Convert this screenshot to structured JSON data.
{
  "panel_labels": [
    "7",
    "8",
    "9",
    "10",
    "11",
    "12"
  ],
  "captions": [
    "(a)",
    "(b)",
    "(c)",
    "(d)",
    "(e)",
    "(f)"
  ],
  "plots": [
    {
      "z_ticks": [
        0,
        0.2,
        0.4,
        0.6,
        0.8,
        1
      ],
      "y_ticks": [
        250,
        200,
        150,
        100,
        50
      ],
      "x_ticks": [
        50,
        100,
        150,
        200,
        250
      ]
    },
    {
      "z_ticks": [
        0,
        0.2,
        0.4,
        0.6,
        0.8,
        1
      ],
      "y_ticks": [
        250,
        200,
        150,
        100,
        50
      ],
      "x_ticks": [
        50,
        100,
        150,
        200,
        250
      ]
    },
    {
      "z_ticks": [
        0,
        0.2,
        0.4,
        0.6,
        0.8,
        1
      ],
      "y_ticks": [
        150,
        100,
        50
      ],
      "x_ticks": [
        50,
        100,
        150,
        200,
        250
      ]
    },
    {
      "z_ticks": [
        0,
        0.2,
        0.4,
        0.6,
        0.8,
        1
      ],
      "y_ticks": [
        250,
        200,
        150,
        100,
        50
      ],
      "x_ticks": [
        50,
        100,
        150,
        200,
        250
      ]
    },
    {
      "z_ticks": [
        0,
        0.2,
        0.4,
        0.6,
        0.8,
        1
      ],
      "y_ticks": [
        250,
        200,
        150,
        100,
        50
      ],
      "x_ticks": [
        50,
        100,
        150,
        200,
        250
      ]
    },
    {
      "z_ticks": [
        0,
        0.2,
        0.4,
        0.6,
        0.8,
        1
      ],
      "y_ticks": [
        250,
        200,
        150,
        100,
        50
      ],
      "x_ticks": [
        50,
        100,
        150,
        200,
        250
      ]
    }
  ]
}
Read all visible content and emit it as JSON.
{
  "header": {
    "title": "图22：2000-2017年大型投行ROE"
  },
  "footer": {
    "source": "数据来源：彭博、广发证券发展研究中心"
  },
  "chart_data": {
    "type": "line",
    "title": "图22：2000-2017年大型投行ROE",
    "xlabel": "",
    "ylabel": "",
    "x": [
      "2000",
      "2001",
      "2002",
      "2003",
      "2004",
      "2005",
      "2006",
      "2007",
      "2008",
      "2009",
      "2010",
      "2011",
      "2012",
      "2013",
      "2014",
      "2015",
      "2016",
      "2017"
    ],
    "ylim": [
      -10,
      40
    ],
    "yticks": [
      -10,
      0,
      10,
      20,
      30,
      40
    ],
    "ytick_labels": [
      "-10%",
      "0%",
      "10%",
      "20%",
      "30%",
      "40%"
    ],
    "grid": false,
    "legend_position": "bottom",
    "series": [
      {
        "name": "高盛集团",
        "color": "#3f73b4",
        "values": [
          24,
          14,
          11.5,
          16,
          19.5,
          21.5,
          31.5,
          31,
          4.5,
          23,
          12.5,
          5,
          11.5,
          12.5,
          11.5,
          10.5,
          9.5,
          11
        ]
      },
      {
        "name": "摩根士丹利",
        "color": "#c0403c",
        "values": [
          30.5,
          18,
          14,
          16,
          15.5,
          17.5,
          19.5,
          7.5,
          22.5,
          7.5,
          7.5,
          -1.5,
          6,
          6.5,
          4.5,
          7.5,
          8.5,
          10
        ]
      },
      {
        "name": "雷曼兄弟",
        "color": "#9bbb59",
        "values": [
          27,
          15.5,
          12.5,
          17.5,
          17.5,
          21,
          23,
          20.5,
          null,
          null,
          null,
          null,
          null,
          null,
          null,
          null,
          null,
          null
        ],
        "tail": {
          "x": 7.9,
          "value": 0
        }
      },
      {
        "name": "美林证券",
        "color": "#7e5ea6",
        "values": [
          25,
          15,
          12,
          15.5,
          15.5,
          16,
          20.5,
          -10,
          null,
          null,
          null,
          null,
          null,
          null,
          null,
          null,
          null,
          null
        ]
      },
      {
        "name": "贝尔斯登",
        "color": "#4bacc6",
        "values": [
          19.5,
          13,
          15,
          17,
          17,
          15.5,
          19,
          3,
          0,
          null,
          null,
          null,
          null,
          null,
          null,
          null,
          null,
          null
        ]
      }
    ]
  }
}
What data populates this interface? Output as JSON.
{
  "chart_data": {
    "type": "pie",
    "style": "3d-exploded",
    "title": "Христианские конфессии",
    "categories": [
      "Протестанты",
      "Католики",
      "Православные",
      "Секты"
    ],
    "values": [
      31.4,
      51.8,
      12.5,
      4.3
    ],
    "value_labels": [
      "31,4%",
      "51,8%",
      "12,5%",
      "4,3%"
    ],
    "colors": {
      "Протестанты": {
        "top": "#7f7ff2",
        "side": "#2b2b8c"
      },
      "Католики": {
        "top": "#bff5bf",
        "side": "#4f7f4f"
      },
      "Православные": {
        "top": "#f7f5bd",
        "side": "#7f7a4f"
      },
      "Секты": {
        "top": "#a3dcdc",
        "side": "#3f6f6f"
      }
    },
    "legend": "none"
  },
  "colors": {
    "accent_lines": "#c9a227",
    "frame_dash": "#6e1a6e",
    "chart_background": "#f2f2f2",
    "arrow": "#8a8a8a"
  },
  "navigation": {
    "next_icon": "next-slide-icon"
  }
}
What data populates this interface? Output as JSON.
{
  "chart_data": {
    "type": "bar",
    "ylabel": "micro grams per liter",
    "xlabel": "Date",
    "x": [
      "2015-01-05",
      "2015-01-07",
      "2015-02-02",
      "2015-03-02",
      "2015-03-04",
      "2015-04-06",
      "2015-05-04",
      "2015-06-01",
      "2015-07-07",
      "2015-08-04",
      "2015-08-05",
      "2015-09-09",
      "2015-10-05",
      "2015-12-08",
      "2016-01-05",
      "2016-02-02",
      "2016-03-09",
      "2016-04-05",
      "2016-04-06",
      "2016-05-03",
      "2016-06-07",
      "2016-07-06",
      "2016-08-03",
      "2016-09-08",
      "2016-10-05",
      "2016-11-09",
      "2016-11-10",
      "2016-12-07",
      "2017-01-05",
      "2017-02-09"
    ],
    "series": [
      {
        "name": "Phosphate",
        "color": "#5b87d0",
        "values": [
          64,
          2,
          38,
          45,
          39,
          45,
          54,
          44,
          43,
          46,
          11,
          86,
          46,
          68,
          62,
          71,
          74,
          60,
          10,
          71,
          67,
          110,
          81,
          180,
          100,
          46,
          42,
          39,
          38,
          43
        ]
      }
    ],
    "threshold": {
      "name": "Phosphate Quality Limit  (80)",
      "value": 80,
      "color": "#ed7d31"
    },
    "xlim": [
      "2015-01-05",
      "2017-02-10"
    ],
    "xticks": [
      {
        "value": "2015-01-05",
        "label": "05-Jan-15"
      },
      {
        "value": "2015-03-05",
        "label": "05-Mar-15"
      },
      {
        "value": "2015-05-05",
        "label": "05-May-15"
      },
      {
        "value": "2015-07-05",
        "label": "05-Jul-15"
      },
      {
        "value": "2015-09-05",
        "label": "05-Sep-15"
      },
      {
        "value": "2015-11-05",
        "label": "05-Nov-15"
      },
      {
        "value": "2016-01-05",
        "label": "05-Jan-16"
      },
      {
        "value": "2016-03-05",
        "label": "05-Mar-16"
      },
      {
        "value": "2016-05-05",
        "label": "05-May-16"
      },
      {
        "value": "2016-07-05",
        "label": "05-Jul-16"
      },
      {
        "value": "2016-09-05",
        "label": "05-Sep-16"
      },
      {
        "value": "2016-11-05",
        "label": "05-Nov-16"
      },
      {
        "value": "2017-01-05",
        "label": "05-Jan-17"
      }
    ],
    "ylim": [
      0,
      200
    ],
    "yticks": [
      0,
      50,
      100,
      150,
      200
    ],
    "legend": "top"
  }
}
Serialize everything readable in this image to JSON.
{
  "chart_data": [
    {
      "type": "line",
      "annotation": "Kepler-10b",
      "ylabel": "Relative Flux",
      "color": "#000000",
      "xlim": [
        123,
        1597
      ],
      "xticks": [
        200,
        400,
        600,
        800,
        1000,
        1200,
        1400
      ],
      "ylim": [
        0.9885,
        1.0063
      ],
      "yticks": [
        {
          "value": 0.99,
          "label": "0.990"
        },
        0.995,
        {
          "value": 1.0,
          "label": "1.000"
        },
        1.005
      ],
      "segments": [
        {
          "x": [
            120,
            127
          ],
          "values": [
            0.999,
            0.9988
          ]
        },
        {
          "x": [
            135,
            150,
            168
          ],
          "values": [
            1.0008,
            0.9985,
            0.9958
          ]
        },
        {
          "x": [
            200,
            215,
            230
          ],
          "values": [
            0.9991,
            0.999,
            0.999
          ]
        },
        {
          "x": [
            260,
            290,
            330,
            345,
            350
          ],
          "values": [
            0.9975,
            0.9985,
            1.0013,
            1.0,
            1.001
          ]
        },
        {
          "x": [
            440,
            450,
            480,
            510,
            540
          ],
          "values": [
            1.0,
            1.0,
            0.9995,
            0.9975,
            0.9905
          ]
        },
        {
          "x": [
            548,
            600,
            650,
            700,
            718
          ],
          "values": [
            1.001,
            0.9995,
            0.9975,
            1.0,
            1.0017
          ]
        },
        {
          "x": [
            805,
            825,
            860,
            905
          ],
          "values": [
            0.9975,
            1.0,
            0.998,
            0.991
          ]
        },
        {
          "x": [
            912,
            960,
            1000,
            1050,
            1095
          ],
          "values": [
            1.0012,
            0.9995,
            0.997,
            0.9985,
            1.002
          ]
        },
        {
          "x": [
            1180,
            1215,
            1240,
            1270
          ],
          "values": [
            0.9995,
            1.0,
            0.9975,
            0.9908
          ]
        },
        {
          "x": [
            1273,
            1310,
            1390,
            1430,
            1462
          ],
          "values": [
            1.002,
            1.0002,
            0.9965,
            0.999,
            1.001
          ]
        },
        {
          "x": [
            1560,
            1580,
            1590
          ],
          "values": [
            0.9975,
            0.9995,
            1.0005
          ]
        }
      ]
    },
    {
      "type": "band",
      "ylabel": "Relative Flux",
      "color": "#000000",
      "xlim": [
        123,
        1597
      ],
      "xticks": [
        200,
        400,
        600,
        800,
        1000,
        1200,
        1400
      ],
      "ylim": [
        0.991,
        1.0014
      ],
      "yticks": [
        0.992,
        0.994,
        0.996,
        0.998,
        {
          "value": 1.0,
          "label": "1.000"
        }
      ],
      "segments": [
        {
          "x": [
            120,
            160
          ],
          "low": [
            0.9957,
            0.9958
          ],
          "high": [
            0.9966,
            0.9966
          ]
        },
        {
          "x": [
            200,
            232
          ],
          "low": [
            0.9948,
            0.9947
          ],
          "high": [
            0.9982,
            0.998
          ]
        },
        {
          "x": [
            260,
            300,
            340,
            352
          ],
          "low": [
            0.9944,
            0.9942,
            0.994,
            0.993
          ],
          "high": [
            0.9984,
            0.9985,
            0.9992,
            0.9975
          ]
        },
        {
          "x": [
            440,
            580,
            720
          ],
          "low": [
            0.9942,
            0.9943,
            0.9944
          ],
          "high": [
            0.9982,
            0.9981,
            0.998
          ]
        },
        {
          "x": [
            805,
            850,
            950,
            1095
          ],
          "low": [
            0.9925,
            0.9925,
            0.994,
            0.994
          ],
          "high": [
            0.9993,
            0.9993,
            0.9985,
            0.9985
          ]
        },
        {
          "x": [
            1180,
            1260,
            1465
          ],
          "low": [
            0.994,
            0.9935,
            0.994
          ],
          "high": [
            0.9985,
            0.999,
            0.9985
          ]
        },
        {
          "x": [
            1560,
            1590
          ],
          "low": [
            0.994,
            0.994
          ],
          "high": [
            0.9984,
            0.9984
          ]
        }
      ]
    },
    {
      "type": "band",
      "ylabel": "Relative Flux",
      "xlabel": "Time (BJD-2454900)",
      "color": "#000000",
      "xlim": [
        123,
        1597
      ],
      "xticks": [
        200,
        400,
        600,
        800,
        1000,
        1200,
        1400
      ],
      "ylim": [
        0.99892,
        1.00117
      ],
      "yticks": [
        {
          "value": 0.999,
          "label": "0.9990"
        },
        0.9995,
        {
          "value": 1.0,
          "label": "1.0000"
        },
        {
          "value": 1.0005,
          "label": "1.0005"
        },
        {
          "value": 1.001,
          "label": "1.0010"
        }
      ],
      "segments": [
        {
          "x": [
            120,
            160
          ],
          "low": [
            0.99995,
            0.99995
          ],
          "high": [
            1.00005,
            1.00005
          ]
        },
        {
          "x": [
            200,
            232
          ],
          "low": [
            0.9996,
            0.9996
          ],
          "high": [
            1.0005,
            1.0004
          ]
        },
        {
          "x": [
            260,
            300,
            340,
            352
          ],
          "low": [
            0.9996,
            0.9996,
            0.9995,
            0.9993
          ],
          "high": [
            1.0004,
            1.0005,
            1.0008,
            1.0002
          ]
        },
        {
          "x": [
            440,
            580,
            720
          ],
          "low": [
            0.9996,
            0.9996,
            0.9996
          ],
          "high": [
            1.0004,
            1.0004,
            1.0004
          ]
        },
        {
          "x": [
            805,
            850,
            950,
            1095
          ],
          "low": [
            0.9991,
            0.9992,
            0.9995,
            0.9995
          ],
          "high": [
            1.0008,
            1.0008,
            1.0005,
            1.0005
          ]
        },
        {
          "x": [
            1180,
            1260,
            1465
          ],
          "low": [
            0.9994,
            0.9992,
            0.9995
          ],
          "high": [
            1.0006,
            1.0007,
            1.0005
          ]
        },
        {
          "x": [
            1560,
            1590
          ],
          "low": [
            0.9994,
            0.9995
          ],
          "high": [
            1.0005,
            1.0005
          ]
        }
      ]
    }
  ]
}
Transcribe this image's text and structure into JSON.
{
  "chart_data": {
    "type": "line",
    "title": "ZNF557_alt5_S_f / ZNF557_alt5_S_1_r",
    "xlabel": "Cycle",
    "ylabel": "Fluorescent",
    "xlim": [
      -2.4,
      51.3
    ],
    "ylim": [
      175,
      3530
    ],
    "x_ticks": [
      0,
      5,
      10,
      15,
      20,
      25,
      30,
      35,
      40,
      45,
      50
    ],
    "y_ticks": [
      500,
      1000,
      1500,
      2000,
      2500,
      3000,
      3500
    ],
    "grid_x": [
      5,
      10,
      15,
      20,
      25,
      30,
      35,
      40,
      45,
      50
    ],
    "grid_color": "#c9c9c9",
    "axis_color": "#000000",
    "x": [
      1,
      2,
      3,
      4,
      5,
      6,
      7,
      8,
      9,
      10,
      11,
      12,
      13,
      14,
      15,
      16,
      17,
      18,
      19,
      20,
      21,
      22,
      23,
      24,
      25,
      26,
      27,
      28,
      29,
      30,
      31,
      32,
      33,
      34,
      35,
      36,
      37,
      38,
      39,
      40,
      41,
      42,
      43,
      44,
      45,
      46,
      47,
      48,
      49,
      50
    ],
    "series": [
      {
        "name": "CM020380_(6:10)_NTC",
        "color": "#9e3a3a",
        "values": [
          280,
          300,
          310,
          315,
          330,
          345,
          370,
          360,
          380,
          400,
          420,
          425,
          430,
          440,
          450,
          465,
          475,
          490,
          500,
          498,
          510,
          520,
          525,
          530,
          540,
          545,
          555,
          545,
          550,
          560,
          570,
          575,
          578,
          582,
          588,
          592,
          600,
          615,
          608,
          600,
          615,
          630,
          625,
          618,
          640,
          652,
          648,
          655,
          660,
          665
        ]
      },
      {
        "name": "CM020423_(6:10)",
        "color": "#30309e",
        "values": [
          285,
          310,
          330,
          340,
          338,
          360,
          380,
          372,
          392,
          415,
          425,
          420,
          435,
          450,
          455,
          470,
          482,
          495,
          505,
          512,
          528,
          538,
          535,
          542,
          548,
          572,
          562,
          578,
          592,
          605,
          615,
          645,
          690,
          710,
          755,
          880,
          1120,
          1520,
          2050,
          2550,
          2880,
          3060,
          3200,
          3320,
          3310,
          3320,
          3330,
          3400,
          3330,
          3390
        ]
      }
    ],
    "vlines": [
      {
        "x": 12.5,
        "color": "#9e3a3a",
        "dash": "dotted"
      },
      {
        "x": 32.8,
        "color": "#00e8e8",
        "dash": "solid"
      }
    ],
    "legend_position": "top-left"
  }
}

##############################

GOAL: Find all the lines containing "xlabel" in the material, then copy them.

RESULT OF THE TASK:
    "xlabel": "",
    "xlabel": "Date",
      "xlabel": "Time (BJD-2454900)",
    "xlabel": "Cycle",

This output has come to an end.